▶ _Exercise_
Look through the records that follow. Copy every line containing the word "from".

----

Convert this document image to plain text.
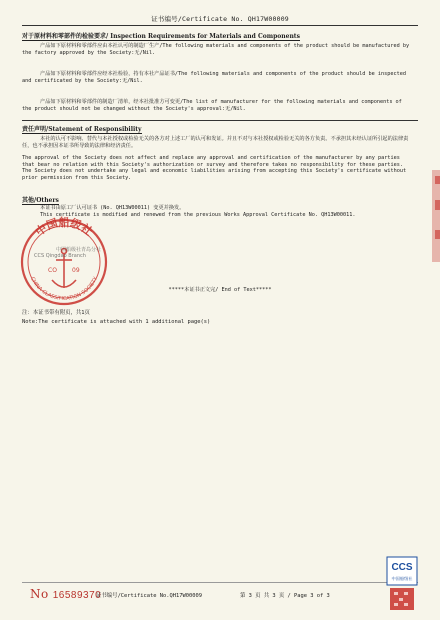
证书编号/Certificate No. QH17W00009
对于原材料和零部件的检验要求/ Inspection Requirements for Materials and Components
产品如下原材料和零部件应由本社认可的制造厂生产/The following materials and components of the product should be manufactured by the factory approved by the Society:无/Nil.
产品如下原材料和零部件应经本社检验，持有本社产品证书/The following materials and components of the product should be inspected and certificated by the Society:无/Nil.
产品如下原材料和零部件的制造厂清单，经本社批准方可变更/The list of manufacturer for the following materials and components of the product should not be changed without the Society's approval:无/Nil.
责任声明/Statement of Responsibility
本社的认可不影响、替代与本社授权或检验无关的各方对上述工厂的认可和发证。并且不对与本社授权或检验无关的各方负责。不承担其未经认证所引起的法律责任，也不承担因本证书所导致的法律和经济责任。
The approval of the Society does not affect and replace any approval and certification of the manufacturer by any parties that bear no relation with this Society's authorization or survey and therefore takes no responsibility for these parties. The Society does not undertake any legal and economic liabilities arising from accepting this Society's certificate without prior permission from this Society.
其他/Others
本证书由原工厂认可证书 (No. QH13W00011) 变更并换发。
This certificate is modified and renewed from the previous Works Approval Certificate No. QH13W00011.
中国船级社
CHINA CLASSIFICATION SOCIETY
CO	09
中国船级社青岛分社
CCS Qingdao Branch
*****本证书正文完/ End of Text*****
注：本证书带有附页，共1页
Note:The certificate is attached with 1 additional page(s)
No 16589370
证书编号/Certificate No.QH17W00009	第 3 页 共 3 页 / Page 3 of 3
CCS
中国船级社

----

▶ _Output below_
The approval of the Society does not affect and replace any approval and certification of the manufacturer by any parties that bear no relation with this Society's authorization or survey and therefore takes no responsibility for these parties. The Society does not undertake any legal and economic liabilities arising from accepting this Society's certificate without prior permission from this Society.
This certificate is modified and renewed from the previous Works Approval Certificate No. QH13W00011.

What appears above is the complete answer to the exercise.